Each line below that contains "JSON" counts once; report the total and nothing more.

-- start of Exercise input --

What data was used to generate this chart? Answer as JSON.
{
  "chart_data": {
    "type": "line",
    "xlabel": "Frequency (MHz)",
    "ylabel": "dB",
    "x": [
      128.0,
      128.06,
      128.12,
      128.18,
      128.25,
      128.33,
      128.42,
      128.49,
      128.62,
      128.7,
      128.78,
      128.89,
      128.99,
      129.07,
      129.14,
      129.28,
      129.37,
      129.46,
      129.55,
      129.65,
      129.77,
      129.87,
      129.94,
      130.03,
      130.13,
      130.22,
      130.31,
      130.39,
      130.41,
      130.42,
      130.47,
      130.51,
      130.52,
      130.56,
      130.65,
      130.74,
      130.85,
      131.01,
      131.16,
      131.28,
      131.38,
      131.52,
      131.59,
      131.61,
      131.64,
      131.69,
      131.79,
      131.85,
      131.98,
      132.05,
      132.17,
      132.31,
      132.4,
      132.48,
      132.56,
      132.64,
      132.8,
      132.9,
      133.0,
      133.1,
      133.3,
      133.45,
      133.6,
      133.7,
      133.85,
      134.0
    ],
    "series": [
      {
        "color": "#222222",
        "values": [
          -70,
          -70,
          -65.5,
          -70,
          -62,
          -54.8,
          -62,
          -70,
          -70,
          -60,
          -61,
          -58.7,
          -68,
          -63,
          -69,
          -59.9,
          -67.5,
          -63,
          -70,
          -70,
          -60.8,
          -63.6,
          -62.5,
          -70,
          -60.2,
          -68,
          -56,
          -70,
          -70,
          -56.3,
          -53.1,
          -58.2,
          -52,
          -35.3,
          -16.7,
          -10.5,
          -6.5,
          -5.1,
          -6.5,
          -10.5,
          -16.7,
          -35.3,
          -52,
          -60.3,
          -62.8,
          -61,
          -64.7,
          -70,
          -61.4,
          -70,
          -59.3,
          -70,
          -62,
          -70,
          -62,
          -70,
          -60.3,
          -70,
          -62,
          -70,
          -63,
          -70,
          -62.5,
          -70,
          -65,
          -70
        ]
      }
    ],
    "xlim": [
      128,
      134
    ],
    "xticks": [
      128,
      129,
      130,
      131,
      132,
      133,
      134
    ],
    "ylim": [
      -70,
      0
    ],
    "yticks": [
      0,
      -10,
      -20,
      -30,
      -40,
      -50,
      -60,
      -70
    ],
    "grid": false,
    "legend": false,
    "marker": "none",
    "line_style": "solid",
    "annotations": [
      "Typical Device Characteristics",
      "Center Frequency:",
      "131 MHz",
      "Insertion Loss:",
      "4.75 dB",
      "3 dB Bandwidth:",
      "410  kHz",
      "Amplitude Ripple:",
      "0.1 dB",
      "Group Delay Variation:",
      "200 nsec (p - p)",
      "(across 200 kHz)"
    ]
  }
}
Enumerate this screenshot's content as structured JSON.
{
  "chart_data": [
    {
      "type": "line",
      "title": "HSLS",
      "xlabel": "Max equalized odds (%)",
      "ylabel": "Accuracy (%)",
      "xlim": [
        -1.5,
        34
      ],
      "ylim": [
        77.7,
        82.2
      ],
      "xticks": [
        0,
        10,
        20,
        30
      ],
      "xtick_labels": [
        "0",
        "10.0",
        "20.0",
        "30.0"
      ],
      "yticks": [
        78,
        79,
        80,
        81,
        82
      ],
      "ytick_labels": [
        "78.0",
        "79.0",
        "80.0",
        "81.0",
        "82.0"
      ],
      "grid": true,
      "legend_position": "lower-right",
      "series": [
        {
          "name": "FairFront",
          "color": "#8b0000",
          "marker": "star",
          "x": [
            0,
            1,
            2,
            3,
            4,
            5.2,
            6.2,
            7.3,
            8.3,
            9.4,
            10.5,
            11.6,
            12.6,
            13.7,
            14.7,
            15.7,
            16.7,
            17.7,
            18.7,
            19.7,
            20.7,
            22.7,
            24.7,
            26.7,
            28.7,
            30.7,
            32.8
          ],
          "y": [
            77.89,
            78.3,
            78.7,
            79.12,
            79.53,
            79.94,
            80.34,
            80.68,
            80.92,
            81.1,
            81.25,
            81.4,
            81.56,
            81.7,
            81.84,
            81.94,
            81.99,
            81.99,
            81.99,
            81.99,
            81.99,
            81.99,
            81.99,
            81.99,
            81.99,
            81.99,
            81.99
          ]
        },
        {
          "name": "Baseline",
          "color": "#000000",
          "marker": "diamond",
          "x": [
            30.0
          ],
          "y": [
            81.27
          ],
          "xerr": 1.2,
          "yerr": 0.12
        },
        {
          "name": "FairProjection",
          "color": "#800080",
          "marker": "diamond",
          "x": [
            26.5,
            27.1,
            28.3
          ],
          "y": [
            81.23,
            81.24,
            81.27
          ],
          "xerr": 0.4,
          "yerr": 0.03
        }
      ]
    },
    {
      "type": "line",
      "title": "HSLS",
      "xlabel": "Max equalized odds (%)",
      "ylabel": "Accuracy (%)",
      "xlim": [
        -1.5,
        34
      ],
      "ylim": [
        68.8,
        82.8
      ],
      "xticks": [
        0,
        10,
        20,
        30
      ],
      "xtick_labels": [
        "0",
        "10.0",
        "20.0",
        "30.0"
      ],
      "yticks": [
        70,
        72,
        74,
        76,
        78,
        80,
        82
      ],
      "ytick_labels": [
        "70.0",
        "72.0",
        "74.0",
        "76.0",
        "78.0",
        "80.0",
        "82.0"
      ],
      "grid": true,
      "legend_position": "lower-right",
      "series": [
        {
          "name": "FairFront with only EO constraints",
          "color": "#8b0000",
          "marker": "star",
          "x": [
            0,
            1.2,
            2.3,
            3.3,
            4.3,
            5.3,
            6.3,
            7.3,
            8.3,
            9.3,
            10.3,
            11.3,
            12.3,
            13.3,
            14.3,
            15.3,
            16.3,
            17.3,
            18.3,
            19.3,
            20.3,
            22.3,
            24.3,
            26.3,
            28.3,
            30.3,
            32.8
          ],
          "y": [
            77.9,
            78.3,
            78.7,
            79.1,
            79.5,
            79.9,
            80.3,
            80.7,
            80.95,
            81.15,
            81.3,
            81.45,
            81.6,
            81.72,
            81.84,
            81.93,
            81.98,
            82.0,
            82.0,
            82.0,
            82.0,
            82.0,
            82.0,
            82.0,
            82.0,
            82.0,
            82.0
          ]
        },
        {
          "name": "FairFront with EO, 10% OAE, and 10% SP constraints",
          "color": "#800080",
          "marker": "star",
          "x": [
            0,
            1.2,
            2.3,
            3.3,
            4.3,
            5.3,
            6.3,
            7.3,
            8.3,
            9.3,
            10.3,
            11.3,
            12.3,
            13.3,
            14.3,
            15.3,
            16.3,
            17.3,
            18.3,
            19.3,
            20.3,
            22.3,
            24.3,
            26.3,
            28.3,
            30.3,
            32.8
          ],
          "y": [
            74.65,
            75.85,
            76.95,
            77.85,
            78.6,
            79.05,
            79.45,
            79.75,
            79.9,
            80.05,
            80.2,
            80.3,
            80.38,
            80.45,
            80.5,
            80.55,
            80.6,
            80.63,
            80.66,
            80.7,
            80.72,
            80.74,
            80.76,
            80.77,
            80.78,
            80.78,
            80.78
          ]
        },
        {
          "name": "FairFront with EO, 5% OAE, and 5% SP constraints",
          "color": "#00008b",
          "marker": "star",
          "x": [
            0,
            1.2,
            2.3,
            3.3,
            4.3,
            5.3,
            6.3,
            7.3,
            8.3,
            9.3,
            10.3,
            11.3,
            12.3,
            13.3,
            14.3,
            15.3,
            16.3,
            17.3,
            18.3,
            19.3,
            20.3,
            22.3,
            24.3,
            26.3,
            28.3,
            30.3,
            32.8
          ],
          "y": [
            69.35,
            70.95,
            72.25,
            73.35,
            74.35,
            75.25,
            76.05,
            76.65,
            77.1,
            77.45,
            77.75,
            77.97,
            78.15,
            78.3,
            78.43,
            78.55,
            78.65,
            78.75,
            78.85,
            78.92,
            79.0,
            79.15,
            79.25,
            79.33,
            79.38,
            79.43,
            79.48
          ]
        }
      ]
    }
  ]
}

-- end of Exercise input --

**Answer to the task**: 2